* **Task data**:
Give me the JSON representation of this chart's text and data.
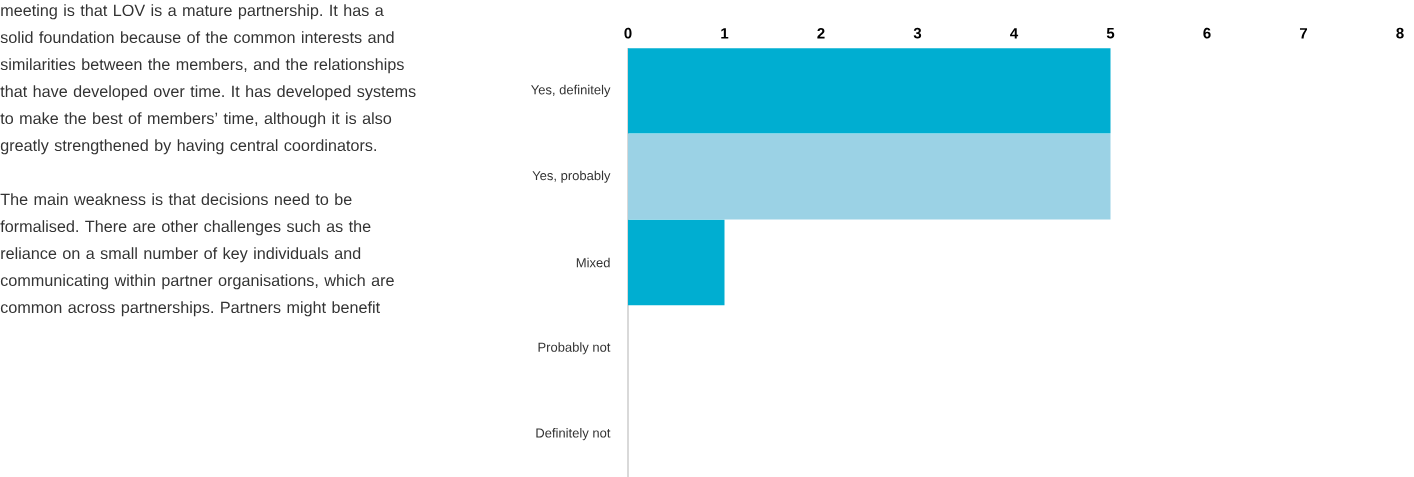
{
  "chart_data": {
    "type": "bar",
    "orientation": "horizontal",
    "categories": [
      "Yes, definitely",
      "Yes, probably",
      "Mixed",
      "Probably not",
      "Definitely not"
    ],
    "values": [
      5,
      5,
      1,
      0,
      0
    ],
    "colors": [
      "#00aed1",
      "#9bd2e5",
      "#00aed1",
      "#00aed1",
      "#00aed1"
    ],
    "xlim": [
      0,
      8
    ],
    "xticks": [
      0,
      1,
      2,
      3,
      4,
      5,
      6,
      7,
      8
    ],
    "annotations": [
      "meeting is that LOV is a mature partnership. It has a solid foundation because of the common interests and similarities between the members, and the relationships that have developed over time. It has developed systems to make the best of members’ time, although it is also greatly strengthened by having central coordinators.",
      "The main weakness is that decisions need to be formalised. There are other challenges such as the reliance on a small number of key individuals and communicating within partner organisations, which are common across partnerships. Partners might benefit"
    ]
  }
}
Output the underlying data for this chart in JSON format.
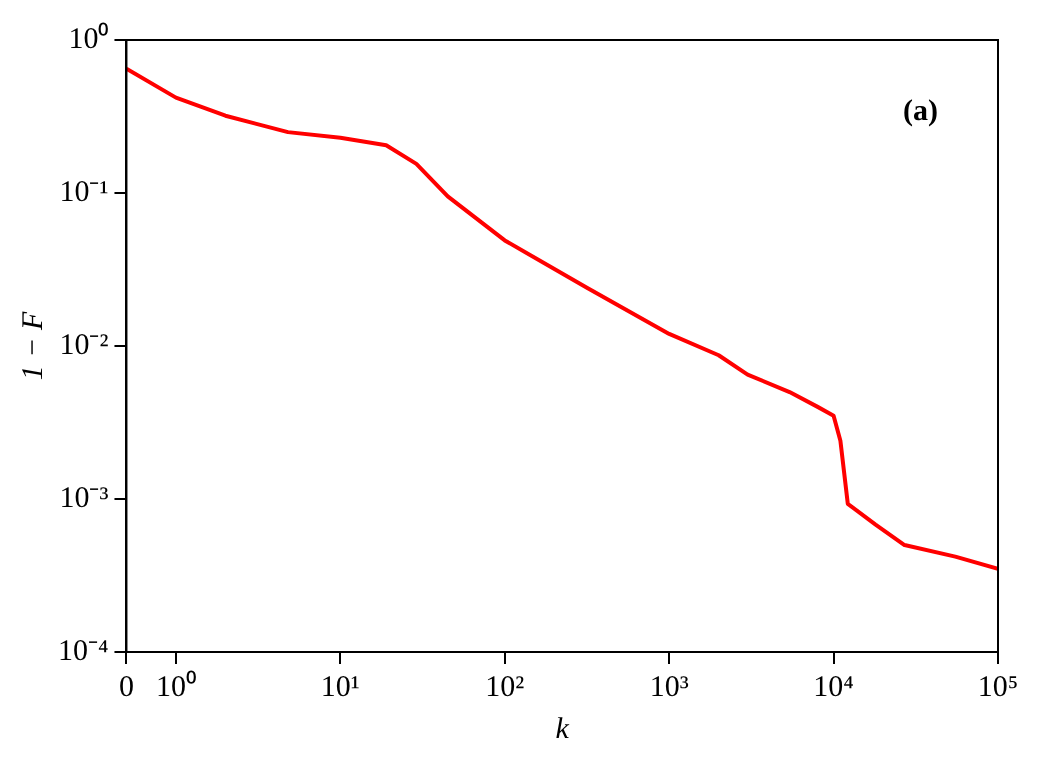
{
  "chart_data": {
    "type": "line",
    "xlabel": "k",
    "ylabel": "1 − F",
    "log": "xy",
    "grid": false,
    "legend": false,
    "marker": "none",
    "line_style": "solid",
    "xlim": [
      0.5,
      100000
    ],
    "xticks": [
      {
        "value": 0.5,
        "label": "0"
      },
      {
        "value": 1,
        "label": "10⁰"
      },
      {
        "value": 10,
        "label": "10¹"
      },
      {
        "value": 100,
        "label": "10²"
      },
      {
        "value": 1000,
        "label": "10³"
      },
      {
        "value": 10000,
        "label": "10⁴"
      },
      {
        "value": 100000,
        "label": "10⁵"
      }
    ],
    "ylim": [
      0.0001,
      1
    ],
    "yticks": [
      {
        "value": 0.0001,
        "label": "10⁻⁴"
      },
      {
        "value": 0.001,
        "label": "10⁻³"
      },
      {
        "value": 0.01,
        "label": "10⁻²"
      },
      {
        "value": 0.1,
        "label": "10⁻¹"
      },
      {
        "value": 1,
        "label": "10⁰"
      }
    ],
    "annotations": [
      "(a)"
    ],
    "series": [
      {
        "color": "#ff0000",
        "x": [
          0.5,
          1,
          2,
          4.8,
          10,
          19,
          29,
          45,
          100,
          316,
          1000,
          2000,
          3000,
          5400,
          8000,
          10000,
          11000,
          12200,
          18000,
          27000,
          55000,
          100000
        ],
        "values": [
          0.65,
          0.42,
          0.32,
          0.25,
          0.23,
          0.205,
          0.155,
          0.095,
          0.049,
          0.024,
          0.012,
          0.0087,
          0.0065,
          0.005,
          0.004,
          0.0035,
          0.0024,
          0.00093,
          0.00068,
          0.0005,
          0.00042,
          0.00035
        ]
      }
    ]
  }
}
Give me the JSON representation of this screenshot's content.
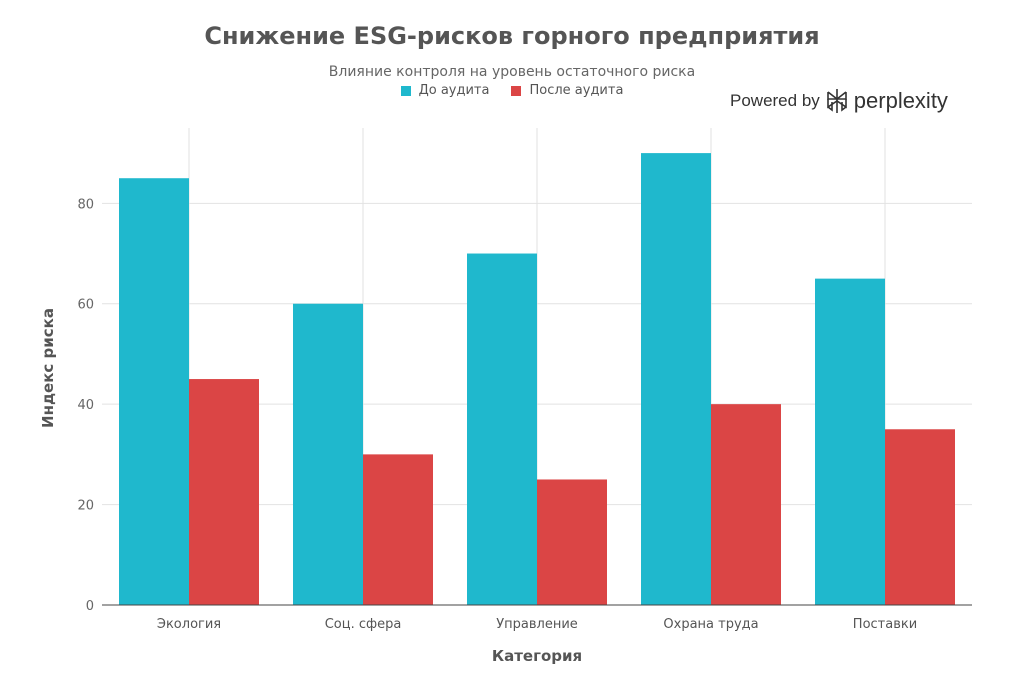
{
  "chart_data": {
    "type": "bar",
    "title": "Снижение ESG-рисков горного предприятия",
    "subtitle": "Влияние контроля на уровень остаточного риска",
    "xlabel": "Категория",
    "ylabel": "Индекс риска",
    "categories": [
      "Экология",
      "Соц. сфера",
      "Управление",
      "Охрана труда",
      "Поставки"
    ],
    "series": [
      {
        "name": "До аудита",
        "values": [
          85,
          60,
          70,
          90,
          65
        ],
        "color": "#1FB8CD"
      },
      {
        "name": "После аудита",
        "values": [
          45,
          30,
          25,
          40,
          35
        ],
        "color": "#DB4545"
      }
    ],
    "ylim": [
      0,
      95
    ],
    "yticks": [
      0,
      20,
      40,
      60,
      80
    ],
    "grid": true,
    "legend_position": "top-center"
  },
  "watermark": {
    "prefix": "Powered by",
    "brand": "perplexity",
    "icon": "perplexity-logo-icon"
  }
}
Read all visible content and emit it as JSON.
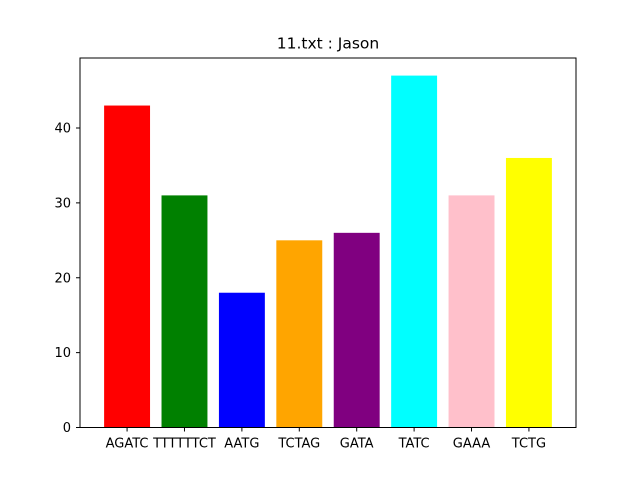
{
  "chart_data": {
    "type": "bar",
    "title": "11.txt : Jason",
    "xlabel": "",
    "ylabel": "",
    "categories": [
      "AGATC",
      "TTTTTTCT",
      "AATG",
      "TCTAG",
      "GATA",
      "TATC",
      "GAAA",
      "TCTG"
    ],
    "values": [
      43,
      31,
      18,
      25,
      26,
      47,
      31,
      36
    ],
    "colors": [
      "#ff0000",
      "#008000",
      "#0000ff",
      "#ffa500",
      "#800080",
      "#00ffff",
      "#ffc0cb",
      "#ffff00"
    ],
    "ylim": [
      0,
      49.35
    ],
    "yticks": [
      0,
      10,
      20,
      30,
      40
    ],
    "grid": false,
    "legend": "none"
  }
}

* **What is required**: Find the lines containing "common" and list every one of them.

* **Response below**:
      "meeting is that LOV is a mature partnership. It has a solid foundation because of the common interests and similarities between the members, and the relationships that have developed over time. It has developed systems to make the best of members’ time, although it is also greatly strengthened by having central coordinators.",
      "The main weakness is that decisions need to be formalised. There are other challenges such as the reliance on a small number of key individuals and communicating within partner organisations, which are common across partnerships. Partners might benefit"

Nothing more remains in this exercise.